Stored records
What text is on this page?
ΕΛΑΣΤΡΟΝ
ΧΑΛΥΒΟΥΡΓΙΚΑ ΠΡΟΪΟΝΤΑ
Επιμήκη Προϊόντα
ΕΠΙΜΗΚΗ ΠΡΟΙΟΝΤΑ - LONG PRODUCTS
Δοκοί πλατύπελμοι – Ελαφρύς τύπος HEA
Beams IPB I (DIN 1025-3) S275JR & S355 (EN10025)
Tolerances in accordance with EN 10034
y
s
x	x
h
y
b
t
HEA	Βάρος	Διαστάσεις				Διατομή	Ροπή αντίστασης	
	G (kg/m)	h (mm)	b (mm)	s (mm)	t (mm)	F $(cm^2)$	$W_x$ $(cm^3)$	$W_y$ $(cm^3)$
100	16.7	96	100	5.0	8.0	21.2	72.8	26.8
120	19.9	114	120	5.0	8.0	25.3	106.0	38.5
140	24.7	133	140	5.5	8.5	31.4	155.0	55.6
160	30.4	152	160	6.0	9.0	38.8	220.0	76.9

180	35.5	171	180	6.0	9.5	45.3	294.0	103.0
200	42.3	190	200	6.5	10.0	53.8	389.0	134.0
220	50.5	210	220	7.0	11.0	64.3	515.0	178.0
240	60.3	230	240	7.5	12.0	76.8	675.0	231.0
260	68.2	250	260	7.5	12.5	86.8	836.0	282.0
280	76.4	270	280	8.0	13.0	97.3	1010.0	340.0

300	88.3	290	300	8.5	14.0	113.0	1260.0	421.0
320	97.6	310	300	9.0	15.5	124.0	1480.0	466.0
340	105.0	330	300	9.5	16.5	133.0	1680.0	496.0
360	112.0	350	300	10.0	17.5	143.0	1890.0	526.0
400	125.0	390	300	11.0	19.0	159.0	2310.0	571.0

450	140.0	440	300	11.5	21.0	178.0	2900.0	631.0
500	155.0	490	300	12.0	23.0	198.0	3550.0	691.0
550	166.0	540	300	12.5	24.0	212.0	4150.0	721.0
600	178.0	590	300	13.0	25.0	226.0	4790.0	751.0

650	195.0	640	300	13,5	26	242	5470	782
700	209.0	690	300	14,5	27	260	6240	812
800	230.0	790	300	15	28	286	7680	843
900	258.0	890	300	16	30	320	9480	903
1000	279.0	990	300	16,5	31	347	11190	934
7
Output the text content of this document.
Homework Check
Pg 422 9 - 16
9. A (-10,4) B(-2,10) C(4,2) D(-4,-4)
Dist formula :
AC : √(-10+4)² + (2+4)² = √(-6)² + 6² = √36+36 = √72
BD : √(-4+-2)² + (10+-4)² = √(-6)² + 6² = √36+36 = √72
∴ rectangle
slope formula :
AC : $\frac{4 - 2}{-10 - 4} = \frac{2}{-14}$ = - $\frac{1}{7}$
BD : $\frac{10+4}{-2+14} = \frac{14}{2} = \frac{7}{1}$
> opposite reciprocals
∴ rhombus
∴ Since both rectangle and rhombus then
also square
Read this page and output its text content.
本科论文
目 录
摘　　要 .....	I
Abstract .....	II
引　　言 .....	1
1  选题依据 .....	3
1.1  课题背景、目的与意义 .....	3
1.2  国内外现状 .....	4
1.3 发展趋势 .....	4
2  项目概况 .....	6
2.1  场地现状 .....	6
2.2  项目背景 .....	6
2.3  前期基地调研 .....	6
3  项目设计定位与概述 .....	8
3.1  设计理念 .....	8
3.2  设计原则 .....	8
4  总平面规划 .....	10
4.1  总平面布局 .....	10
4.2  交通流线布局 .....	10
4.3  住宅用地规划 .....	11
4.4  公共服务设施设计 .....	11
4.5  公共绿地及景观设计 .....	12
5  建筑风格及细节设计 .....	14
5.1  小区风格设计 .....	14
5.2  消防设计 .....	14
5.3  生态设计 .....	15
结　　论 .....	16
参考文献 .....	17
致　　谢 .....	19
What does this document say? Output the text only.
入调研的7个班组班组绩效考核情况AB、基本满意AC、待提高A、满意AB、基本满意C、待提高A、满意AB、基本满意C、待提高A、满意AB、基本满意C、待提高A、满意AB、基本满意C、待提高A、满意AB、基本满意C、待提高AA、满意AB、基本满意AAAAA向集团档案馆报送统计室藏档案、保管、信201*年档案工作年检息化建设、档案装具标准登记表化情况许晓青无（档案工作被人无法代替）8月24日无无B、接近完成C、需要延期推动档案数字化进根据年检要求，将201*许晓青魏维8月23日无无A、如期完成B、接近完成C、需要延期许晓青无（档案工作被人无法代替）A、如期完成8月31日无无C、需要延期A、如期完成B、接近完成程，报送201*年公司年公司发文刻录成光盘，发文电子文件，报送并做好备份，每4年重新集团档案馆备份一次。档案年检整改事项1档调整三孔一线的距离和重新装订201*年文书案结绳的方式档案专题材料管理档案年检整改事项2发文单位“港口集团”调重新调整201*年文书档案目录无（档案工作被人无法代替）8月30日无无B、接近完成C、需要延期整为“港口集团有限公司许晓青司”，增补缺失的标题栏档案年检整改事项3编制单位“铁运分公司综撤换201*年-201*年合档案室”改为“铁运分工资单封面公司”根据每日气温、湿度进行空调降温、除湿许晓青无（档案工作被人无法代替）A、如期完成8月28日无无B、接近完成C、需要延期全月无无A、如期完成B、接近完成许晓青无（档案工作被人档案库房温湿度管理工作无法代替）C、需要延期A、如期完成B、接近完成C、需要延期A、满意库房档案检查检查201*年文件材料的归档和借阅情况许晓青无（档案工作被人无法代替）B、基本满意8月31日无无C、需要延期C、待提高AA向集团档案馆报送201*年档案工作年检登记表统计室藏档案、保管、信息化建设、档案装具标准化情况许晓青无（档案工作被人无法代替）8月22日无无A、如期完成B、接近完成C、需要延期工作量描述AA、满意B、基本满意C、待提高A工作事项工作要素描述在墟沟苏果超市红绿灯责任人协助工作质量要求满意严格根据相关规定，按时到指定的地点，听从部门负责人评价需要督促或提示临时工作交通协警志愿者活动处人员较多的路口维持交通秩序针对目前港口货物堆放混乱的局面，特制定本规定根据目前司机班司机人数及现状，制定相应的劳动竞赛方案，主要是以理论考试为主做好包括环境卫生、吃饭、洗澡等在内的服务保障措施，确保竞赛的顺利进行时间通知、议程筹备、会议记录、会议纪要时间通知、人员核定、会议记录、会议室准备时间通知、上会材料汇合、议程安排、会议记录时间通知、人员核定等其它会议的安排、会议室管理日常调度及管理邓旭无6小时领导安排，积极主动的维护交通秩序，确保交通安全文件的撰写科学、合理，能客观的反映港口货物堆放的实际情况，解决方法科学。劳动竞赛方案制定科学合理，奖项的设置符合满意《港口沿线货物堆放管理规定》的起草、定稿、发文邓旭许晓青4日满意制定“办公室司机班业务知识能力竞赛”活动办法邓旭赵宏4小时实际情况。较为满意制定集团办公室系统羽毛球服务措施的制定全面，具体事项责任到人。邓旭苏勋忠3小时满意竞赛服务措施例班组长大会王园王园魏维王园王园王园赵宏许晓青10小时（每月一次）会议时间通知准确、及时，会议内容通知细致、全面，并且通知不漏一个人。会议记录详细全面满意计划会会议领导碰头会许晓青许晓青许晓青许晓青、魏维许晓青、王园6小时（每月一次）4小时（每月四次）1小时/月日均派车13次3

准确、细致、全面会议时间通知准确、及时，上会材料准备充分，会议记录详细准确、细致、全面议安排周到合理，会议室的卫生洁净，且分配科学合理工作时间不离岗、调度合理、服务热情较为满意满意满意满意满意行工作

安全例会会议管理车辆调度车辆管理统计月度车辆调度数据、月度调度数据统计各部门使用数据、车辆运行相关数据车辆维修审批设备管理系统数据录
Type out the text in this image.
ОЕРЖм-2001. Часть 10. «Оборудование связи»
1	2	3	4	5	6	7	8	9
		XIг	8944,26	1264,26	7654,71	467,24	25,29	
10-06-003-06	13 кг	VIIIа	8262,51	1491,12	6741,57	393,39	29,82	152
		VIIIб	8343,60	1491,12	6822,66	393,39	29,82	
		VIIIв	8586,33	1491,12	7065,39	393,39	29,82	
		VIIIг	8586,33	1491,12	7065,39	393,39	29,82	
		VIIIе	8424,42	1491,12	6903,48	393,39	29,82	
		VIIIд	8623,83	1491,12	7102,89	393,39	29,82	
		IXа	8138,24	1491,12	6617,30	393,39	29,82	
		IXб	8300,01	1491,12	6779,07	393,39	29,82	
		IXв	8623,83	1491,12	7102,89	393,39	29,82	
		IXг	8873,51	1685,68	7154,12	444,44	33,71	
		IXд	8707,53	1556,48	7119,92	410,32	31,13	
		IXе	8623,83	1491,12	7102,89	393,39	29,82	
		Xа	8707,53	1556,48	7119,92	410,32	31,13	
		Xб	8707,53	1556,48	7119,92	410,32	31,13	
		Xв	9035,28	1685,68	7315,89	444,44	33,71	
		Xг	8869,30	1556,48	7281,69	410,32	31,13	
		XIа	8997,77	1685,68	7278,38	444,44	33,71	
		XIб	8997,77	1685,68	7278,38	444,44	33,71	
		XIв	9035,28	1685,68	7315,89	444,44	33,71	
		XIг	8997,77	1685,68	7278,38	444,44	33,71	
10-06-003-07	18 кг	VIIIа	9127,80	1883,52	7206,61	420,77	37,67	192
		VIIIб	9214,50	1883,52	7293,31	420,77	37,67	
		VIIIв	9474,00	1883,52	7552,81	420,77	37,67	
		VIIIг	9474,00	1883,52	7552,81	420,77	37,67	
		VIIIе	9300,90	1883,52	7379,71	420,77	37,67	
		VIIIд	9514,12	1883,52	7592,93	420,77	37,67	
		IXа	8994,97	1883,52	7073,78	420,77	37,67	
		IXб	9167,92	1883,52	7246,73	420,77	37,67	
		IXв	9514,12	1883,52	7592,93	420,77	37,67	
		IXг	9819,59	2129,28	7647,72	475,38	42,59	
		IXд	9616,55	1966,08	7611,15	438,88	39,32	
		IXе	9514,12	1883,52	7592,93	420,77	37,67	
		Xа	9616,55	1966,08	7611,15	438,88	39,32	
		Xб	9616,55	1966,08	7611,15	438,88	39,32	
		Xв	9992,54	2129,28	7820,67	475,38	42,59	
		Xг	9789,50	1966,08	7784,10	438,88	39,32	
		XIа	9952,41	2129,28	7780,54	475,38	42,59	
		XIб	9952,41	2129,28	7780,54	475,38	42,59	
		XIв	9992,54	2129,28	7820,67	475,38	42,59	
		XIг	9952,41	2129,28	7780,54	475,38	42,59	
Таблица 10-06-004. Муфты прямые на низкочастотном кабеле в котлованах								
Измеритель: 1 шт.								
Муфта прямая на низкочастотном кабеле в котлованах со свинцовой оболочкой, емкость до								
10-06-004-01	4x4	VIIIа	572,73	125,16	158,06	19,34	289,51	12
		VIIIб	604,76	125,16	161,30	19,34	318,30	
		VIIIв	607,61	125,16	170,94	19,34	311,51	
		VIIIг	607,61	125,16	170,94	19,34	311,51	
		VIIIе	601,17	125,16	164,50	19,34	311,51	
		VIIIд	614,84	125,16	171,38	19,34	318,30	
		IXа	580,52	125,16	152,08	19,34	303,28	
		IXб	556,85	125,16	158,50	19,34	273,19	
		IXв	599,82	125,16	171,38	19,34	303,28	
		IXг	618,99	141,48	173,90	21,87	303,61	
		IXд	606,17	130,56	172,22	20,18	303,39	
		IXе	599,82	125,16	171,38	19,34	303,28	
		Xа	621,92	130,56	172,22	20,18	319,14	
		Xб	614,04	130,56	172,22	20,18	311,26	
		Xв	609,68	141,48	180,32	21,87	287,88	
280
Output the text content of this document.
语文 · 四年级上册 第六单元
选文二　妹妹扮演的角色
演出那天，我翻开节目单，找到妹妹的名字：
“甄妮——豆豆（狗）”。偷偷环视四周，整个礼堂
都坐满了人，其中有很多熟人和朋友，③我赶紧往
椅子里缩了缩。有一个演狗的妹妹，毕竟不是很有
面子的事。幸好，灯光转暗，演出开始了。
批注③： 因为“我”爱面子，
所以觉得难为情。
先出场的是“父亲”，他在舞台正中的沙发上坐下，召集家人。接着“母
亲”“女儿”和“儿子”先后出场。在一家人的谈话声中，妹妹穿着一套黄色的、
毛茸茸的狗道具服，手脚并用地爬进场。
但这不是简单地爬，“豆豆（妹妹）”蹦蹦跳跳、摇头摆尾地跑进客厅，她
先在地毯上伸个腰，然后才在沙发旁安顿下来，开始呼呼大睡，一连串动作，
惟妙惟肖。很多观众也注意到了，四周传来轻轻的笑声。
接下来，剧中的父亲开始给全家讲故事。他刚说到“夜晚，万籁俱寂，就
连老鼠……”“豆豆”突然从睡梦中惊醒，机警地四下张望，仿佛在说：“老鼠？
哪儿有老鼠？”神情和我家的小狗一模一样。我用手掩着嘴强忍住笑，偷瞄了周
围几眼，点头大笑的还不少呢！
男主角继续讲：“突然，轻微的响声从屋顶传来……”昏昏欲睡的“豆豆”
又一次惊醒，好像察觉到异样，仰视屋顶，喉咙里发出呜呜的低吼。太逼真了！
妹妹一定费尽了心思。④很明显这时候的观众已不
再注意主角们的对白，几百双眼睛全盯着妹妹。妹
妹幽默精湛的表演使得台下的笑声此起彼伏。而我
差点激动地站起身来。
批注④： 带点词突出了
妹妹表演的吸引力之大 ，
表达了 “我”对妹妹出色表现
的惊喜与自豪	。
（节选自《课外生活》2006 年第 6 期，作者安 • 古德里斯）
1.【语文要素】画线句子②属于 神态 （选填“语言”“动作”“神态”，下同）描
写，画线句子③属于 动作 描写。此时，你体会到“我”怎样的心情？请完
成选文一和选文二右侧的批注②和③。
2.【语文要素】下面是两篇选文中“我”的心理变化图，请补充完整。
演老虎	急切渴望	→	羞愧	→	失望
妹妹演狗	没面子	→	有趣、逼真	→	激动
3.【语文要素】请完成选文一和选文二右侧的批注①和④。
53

◆ **Description of the task**
Extract each line from the listing that holds the word "котлованах".

◆ **Finished answer**
Таблица 10-06-004. Муфты прямые на низкочастотном кабеле в котлованах								
Муфта прямая на низкочастотном кабеле в котлованах со свинцовой оболочкой, емкость до								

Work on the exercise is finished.